Capitalism isn't perfect.  Because business, like science, is about excellence and not fairness some people are going to make more money than other people.  Some are going to be better at marketing and some are even going to cheat.

A professor in chemical engineering with no private sector experience has figured out how to redo capitalism so it works great - in a numerical model.

Venkat Venkatasubramanian of Purdue University says CEOs in 35 of the top Fortune 500 companies were overpaid by about 129 times their 'ideal salaries' in 2008 - that must mean mean 465 CEOs, or 93%, were paid just fine.   One thing he left out of his analysis is that professors won't go to jail if their models are wrong but legislation passed in the wake of Global Crossing and Enron scandals makes sure that a CEO who signs a piece of paper that turns out  to be fraudulent, or even incorrect, will go to jail, making it less appealling to run a public company and driving costs up to balance out those risks.

The ratio of CEO pay to the lowest employee salary has gone up from about 40-to-1 in the 1970s to as high as 344-to-1 in recent years in the United States while the ratio has remained around 20-to-1 in Europe and 11-to-1 in Japan, he said.

Using his analysis method, Venkatasubramanian estimated that the 2008 salaries of the top 35 CEOs in the United States were about 129 times their ideal fair salaries. CEOs in the Standard&Poor's 500 averaged about 50 times their fair pay, which raised questions in his mind about the efficiency of the free market to properly determine fair CEO pay.  Yes, the free market should not be a free market.

* [Recorded information]
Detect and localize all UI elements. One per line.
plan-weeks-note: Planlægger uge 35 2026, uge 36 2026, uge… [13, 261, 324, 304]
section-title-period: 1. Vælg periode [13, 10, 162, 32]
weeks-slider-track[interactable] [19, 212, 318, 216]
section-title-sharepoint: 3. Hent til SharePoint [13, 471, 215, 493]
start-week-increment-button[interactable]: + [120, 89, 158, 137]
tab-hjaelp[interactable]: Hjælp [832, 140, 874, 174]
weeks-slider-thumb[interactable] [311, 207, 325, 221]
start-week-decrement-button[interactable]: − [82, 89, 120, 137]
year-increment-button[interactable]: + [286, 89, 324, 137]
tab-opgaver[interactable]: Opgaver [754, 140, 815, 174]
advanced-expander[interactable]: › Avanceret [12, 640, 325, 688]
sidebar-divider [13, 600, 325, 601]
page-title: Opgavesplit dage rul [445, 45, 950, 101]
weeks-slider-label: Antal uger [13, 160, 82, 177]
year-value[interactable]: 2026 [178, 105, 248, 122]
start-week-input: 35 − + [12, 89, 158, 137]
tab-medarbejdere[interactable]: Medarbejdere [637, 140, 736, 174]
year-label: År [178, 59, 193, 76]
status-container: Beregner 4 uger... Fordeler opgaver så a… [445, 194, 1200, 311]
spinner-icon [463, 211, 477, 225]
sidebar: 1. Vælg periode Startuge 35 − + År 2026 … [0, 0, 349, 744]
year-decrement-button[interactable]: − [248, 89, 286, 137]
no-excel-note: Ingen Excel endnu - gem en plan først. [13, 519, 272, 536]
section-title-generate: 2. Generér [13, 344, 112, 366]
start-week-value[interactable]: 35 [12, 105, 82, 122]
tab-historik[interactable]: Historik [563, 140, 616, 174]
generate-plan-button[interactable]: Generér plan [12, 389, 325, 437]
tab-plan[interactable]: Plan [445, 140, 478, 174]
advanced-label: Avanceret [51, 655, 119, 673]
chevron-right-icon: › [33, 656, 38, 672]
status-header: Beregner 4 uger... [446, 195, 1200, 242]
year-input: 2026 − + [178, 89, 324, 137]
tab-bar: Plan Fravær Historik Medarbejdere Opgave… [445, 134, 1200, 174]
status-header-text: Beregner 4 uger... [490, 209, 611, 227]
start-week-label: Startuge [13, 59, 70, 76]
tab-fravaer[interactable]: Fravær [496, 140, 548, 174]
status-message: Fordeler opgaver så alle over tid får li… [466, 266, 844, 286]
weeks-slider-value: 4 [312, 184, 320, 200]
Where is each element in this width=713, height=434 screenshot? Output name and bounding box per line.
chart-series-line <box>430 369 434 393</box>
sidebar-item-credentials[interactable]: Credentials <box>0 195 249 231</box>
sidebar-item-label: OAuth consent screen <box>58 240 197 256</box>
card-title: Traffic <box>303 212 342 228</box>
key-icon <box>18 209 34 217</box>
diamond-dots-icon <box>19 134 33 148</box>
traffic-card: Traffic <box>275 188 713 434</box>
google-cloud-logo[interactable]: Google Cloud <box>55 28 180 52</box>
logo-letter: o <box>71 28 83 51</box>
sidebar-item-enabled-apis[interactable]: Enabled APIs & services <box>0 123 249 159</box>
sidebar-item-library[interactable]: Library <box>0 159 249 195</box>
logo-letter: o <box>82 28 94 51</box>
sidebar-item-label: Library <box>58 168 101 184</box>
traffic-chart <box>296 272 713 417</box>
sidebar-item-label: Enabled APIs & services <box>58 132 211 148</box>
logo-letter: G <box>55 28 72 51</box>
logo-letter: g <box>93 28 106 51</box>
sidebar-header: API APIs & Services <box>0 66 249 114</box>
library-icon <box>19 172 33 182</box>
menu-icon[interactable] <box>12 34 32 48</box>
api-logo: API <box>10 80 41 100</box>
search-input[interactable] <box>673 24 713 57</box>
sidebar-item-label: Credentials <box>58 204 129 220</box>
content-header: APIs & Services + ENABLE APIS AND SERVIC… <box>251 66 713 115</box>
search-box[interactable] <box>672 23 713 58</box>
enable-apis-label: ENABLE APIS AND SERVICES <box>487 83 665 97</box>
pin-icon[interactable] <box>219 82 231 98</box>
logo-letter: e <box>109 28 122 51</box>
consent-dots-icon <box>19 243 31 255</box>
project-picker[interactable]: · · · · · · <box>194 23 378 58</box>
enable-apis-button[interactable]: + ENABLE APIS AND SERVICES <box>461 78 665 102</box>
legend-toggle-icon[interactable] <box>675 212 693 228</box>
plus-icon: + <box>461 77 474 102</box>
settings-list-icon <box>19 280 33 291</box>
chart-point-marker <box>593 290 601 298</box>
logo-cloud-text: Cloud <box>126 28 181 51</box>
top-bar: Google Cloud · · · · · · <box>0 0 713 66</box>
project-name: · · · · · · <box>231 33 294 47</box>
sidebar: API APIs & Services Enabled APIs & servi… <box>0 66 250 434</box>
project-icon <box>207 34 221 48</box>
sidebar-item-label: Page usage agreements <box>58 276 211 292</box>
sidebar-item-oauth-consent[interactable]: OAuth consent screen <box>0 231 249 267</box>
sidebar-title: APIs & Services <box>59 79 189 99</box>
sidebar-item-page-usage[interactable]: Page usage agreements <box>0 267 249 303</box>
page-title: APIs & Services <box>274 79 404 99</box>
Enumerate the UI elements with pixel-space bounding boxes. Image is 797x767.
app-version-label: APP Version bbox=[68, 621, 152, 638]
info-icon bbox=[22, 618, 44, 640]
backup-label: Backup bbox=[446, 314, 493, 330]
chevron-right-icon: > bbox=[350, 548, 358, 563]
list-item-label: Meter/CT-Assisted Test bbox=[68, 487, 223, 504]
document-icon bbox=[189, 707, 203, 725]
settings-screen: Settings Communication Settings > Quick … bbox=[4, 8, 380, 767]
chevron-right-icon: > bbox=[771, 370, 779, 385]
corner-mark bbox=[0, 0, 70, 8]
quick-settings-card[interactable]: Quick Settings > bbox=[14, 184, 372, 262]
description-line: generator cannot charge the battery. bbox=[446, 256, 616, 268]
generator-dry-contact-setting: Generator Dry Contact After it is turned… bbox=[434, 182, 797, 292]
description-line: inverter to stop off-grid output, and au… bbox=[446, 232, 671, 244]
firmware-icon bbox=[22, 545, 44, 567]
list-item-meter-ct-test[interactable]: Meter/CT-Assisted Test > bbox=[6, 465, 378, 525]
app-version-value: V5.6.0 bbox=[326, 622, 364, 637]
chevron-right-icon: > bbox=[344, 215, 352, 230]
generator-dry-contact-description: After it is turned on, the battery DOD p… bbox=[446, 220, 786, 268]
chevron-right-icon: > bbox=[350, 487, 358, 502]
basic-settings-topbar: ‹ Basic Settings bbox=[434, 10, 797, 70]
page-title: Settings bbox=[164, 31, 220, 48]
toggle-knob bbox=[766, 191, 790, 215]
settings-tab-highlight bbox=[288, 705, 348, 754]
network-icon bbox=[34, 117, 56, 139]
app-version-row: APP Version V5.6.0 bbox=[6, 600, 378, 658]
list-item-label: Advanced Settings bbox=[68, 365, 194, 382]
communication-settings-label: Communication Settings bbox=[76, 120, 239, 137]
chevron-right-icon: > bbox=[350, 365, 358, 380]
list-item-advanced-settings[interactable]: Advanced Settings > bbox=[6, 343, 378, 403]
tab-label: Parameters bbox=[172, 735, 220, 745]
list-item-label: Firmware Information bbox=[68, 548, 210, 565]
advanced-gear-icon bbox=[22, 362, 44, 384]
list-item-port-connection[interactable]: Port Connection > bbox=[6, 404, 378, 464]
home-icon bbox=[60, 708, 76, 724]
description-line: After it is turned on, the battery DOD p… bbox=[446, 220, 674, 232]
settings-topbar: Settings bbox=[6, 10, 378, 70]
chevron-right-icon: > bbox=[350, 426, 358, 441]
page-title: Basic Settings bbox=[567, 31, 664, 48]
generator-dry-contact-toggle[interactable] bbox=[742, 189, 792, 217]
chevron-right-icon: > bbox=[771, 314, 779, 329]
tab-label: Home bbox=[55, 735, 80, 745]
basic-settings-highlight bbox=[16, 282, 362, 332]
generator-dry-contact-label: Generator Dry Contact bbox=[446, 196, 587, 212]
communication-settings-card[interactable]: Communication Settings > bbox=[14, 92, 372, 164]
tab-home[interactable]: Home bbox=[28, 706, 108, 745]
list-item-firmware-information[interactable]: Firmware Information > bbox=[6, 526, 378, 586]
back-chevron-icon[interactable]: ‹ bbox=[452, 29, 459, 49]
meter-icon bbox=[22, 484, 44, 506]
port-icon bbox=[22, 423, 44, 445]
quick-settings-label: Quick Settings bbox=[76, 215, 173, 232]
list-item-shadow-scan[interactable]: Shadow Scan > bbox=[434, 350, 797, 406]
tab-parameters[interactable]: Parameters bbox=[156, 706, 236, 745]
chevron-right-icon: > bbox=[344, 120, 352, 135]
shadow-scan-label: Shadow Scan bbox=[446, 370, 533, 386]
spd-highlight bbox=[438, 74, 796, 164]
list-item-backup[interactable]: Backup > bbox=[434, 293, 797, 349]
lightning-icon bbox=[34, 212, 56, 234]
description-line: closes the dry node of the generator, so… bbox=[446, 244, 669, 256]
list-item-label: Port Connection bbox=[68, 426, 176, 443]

* [Prompt 1] In the text on CEO pay, why does running a public company become less appealing and more costly? Explain in one to three sentences.
* [Prompt 2] Carry on the text on CEO pay from the point where it stops.
The lines play no part in this work.

* [Right answer 1] Legislation passed after the Global Crossing and Enron scandals means a CEO who signs a piece of paper that turns out to be fraudulent, or even incorrect, will go to jail. That risk makes running a public company less appealing and drives costs up to balance it out.

* [Right answer 2]
Why would a chemical engineer be concerned with economics and CEO salaries anyway?

"You might ask why a chemical engineer is concerned with economics and CEO salaries.   Well, it turns out that the same concepts and mathematics used to solve problems in statistical thermodynamics and information theory also can be applied to economic issues, such as the determination of fair CEO salaries."

Not exactly.   We had a whole housing collapse because statisticians and information theorists rolled dice that couldn't account for the independence of human thinking.

Can entropy determine whether or not a CEO will work at a public company, with its multi-million dollars in added costs and risks of jail time, versus working at a private company where none of that applies?   

Venkatasubramanian says it can, mostly by changing the definition - he identified entropy as a measure of "fairness" in economic systems, which revealed a connection to him between statistical thermodynamics, information theory and economics.

"As we all know, fairness is a fundamental economic principle that lies at the foundation of the free and efficient market system," he said. "It is so vital to the proper functioning of the markets that we have regulations and watchdog agencies that break up and punish unfair practices such as monopolies, collusion and insider trading. Thus, it is eminently reasonable, indeed reassuring, to find that maximizing fairness, or maximizing entropy, is the condition for achieving economic equilibrium."

On the contrary, there is nothing in anything Adam Smith wrote about fairness in the free market.   Evolution is not fair, economics is not fair.  Only gravity is fair and only then if you're not very large or very small.  He is confusing preventing of insider trading as being the same as fairness in the free market.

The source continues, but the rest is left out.